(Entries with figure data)
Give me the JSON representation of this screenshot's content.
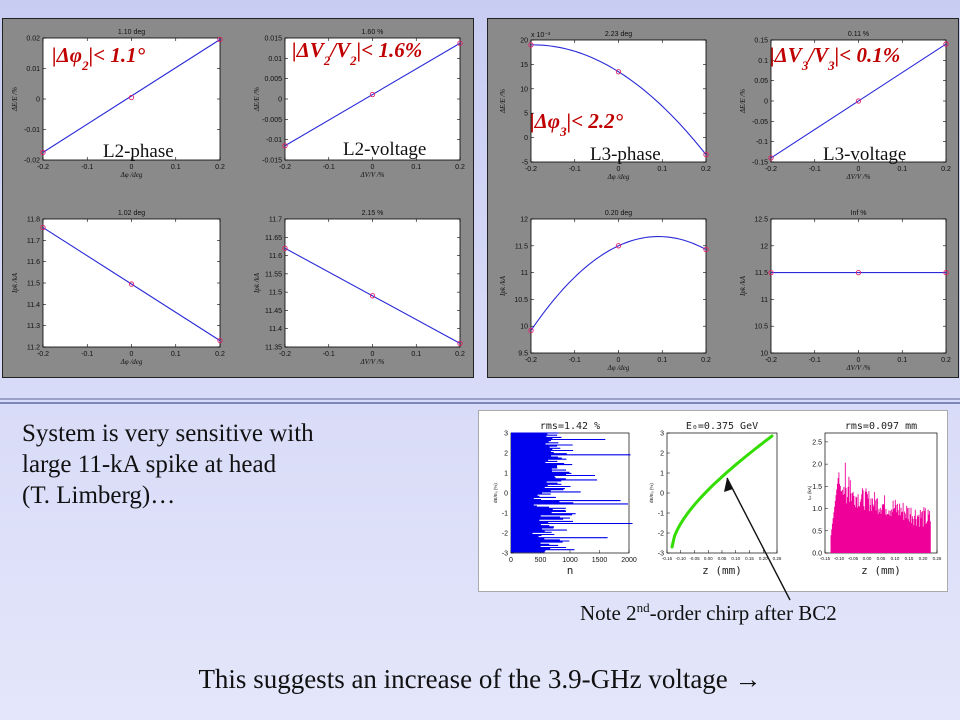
{
  "chart_data": [
    {
      "id": "p1",
      "type": "line",
      "title": "1.10 deg",
      "xlabel": "Δφ /deg",
      "ylabel": "ΔE/E /%",
      "xlim": [
        -0.2,
        0.2
      ],
      "ylim": [
        -0.02,
        0.02
      ],
      "xticks": [
        "-0.2",
        "-0.1",
        "0",
        "0.1",
        "0.2"
      ],
      "yticks": [
        "-0.02",
        "-0.01",
        "0",
        "0.01",
        "0.02"
      ],
      "points": {
        "x": [
          -0.2,
          0,
          0.2
        ],
        "y": [
          -0.0175,
          0.0005,
          0.0195
        ]
      },
      "line": {
        "x": [
          -0.2,
          0.2
        ],
        "y": [
          -0.0175,
          0.0195
        ]
      },
      "label": "L2-phase",
      "annotation": {
        "lead": "|Δ",
        "sym": "φ",
        "sub": "2",
        "tail": "|< 1.1°"
      }
    },
    {
      "id": "p2",
      "type": "line",
      "title": "1.60 %",
      "xlabel": "ΔV/V /%",
      "ylabel": "ΔE/E /%",
      "xlim": [
        -0.2,
        0.2
      ],
      "ylim": [
        -0.015,
        0.015
      ],
      "xticks": [
        "-0.2",
        "-0.1",
        "0",
        "0.1",
        "0.2"
      ],
      "yticks": [
        "-0.015",
        "-0.01",
        "-0.005",
        "0",
        "0.005",
        "0.01",
        "0.015"
      ],
      "points": {
        "x": [
          -0.2,
          0,
          0.2
        ],
        "y": [
          -0.0115,
          0.0011,
          0.0137
        ]
      },
      "line": {
        "x": [
          -0.2,
          0.2
        ],
        "y": [
          -0.0115,
          0.0137
        ]
      },
      "label": "L2-voltage",
      "annotation": {
        "lead": "|Δ",
        "sym": "V",
        "sub": "2",
        "mid": "/",
        "sym2": "V",
        "sub2": "2",
        "tail": "|< 1.6%"
      }
    },
    {
      "id": "p3",
      "type": "line",
      "title": "2.23 deg",
      "xlabel": "Δφ /deg",
      "ylabel": "ΔE/E /%",
      "sci": "x 10⁻³",
      "xlim": [
        -0.2,
        0.2
      ],
      "ylim": [
        -5,
        20
      ],
      "xticks": [
        "-0.2",
        "-0.1",
        "0",
        "0.1",
        "0.2"
      ],
      "yticks": [
        "-5",
        "0",
        "5",
        "10",
        "15",
        "20"
      ],
      "points": {
        "x": [
          -0.2,
          0,
          0.2
        ],
        "y": [
          19,
          13.5,
          -3.5
        ]
      },
      "curve": "quadratic",
      "label": "L3-phase",
      "annotation": {
        "lead": "|Δ",
        "sym": "φ",
        "sub": "3",
        "tail": "|< 2.2°"
      }
    },
    {
      "id": "p4",
      "type": "line",
      "title": "0.11 %",
      "xlabel": "ΔV/V /%",
      "ylabel": "ΔE/E /%",
      "xlim": [
        -0.2,
        0.2
      ],
      "ylim": [
        -0.15,
        0.15
      ],
      "xticks": [
        "-0.2",
        "-0.1",
        "0",
        "0.1",
        "0.2"
      ],
      "yticks": [
        "-0.15",
        "-0.1",
        "-0.05",
        "0",
        "0.05",
        "0.1",
        "0.15"
      ],
      "points": {
        "x": [
          -0.2,
          0,
          0.2
        ],
        "y": [
          -0.14,
          0,
          0.14
        ]
      },
      "line": {
        "x": [
          -0.2,
          0.2
        ],
        "y": [
          -0.14,
          0.14
        ]
      },
      "label": "L3-voltage",
      "annotation": {
        "lead": "|Δ",
        "sym": "V",
        "sub": "3",
        "mid": "/",
        "sym2": "V",
        "sub2": "3",
        "tail": "|< 0.1%"
      }
    },
    {
      "id": "p5",
      "type": "line",
      "title": "1.02 deg",
      "xlabel": "Δφ /deg",
      "ylabel": "Ipk /kA",
      "xlim": [
        -0.2,
        0.2
      ],
      "ylim": [
        11.2,
        11.8
      ],
      "xticks": [
        "-0.2",
        "-0.1",
        "0",
        "0.1",
        "0.2"
      ],
      "yticks": [
        "11.2",
        "11.3",
        "11.4",
        "11.5",
        "11.6",
        "11.7",
        "11.8"
      ],
      "points": {
        "x": [
          -0.2,
          0,
          0.2
        ],
        "y": [
          11.76,
          11.495,
          11.23
        ]
      },
      "line": {
        "x": [
          -0.2,
          0.2
        ],
        "y": [
          11.76,
          11.23
        ]
      }
    },
    {
      "id": "p6",
      "type": "line",
      "title": "2.15 %",
      "xlabel": "ΔV/V /%",
      "ylabel": "Ipk /kA",
      "xlim": [
        -0.2,
        0.2
      ],
      "ylim": [
        11.35,
        11.7
      ],
      "xticks": [
        "-0.2",
        "-0.1",
        "0",
        "0.1",
        "0.2"
      ],
      "yticks": [
        "11.35",
        "11.4",
        "11.45",
        "11.5",
        "11.55",
        "11.6",
        "11.65",
        "11.7"
      ],
      "points": {
        "x": [
          -0.2,
          0,
          0.2
        ],
        "y": [
          11.62,
          11.49,
          11.36
        ]
      },
      "line": {
        "x": [
          -0.2,
          0.2
        ],
        "y": [
          11.62,
          11.36
        ]
      }
    },
    {
      "id": "p7",
      "type": "line",
      "title": "0.20 deg",
      "xlabel": "Δφ /deg",
      "ylabel": "Ipk /kA",
      "xlim": [
        -0.2,
        0.2
      ],
      "ylim": [
        9.5,
        12
      ],
      "xticks": [
        "-0.2",
        "-0.1",
        "0",
        "0.1",
        "0.2"
      ],
      "yticks": [
        "9.5",
        "10",
        "10.5",
        "11",
        "11.5",
        "12"
      ],
      "points": {
        "x": [
          -0.2,
          0,
          0.2
        ],
        "y": [
          9.92,
          11.5,
          11.43
        ]
      },
      "curve": "quadratic"
    },
    {
      "id": "p8",
      "type": "line",
      "title": "Inf %",
      "xlabel": "ΔV/V /%",
      "ylabel": "Ipk /kA",
      "xlim": [
        -0.2,
        0.2
      ],
      "ylim": [
        10,
        12.5
      ],
      "xticks": [
        "-0.2",
        "-0.1",
        "0",
        "0.1",
        "0.2"
      ],
      "yticks": [
        "10",
        "10.5",
        "11",
        "11.5",
        "12",
        "12.5"
      ],
      "points": {
        "x": [
          -0.2,
          0,
          0.2
        ],
        "y": [
          11.5,
          11.5,
          11.5
        ]
      },
      "line": {
        "x": [
          -0.2,
          0.2
        ],
        "y": [
          11.5,
          11.5
        ]
      }
    },
    {
      "id": "i1",
      "type": "bar",
      "title": "rms=1.42 %",
      "xlabel": "n",
      "ylabel": "dE/E₀ (%)",
      "xlim": [
        0,
        2000
      ],
      "ylim": [
        -3,
        3
      ],
      "xticks": [
        "0",
        "500",
        "1000",
        "1500",
        "2000"
      ],
      "yticks": [
        "-3",
        "-2",
        "-1",
        "0",
        "1",
        "2",
        "3"
      ],
      "color": "#0000ee"
    },
    {
      "id": "i2",
      "type": "scatter",
      "title": "E₀=0.375 GeV",
      "xlabel": "z (mm)",
      "ylabel": "dE/E₀ (%)",
      "ylim": [
        -3,
        3
      ],
      "yticks": [
        "-3",
        "-2",
        "-1",
        "0",
        "1",
        "2",
        "3"
      ],
      "xticks": [
        "-0.15",
        "-0.10",
        "-0.05",
        "0.00",
        "0.05",
        "0.10",
        "0.15",
        "0.20",
        "0.25"
      ],
      "color": "#33dd00"
    },
    {
      "id": "i3",
      "type": "bar",
      "title": "rms=0.097 mm",
      "xlabel": "z (mm)",
      "ylabel": "Iₚₖ (kA)",
      "ylim": [
        0,
        2.7
      ],
      "yticks": [
        "0.0",
        "0.5",
        "1.0",
        "1.5",
        "2.0",
        "2.5"
      ],
      "xticks": [
        "-0.15",
        "-0.10",
        "-0.05",
        "0.00",
        "0.05",
        "0.10",
        "0.15",
        "0.20",
        "0.25"
      ],
      "color": "#ee0099"
    }
  ],
  "text": {
    "system_lines": [
      "System is very sensitive with",
      "large 11-kA spike at head",
      "(T. Limberg)…"
    ],
    "note_pre": "Note 2",
    "note_sup": "nd",
    "note_post": "-order chirp after BC2",
    "suggest": "This suggests an increase of the 3.9-GHz voltage →"
  },
  "colors": {
    "line": "#2a2ad8",
    "marker": "#e0206a",
    "annotation": "#c00000"
  }
}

### WHAT YOU HAVE TO DO:
Identify the lines above with the word "voltage". Copy them.

### ANSWER IN FULL:
      "label": "L2-voltage",
      "label": "L3-voltage",
    "suggest": "This suggests an increase of the 3.9-GHz voltage →"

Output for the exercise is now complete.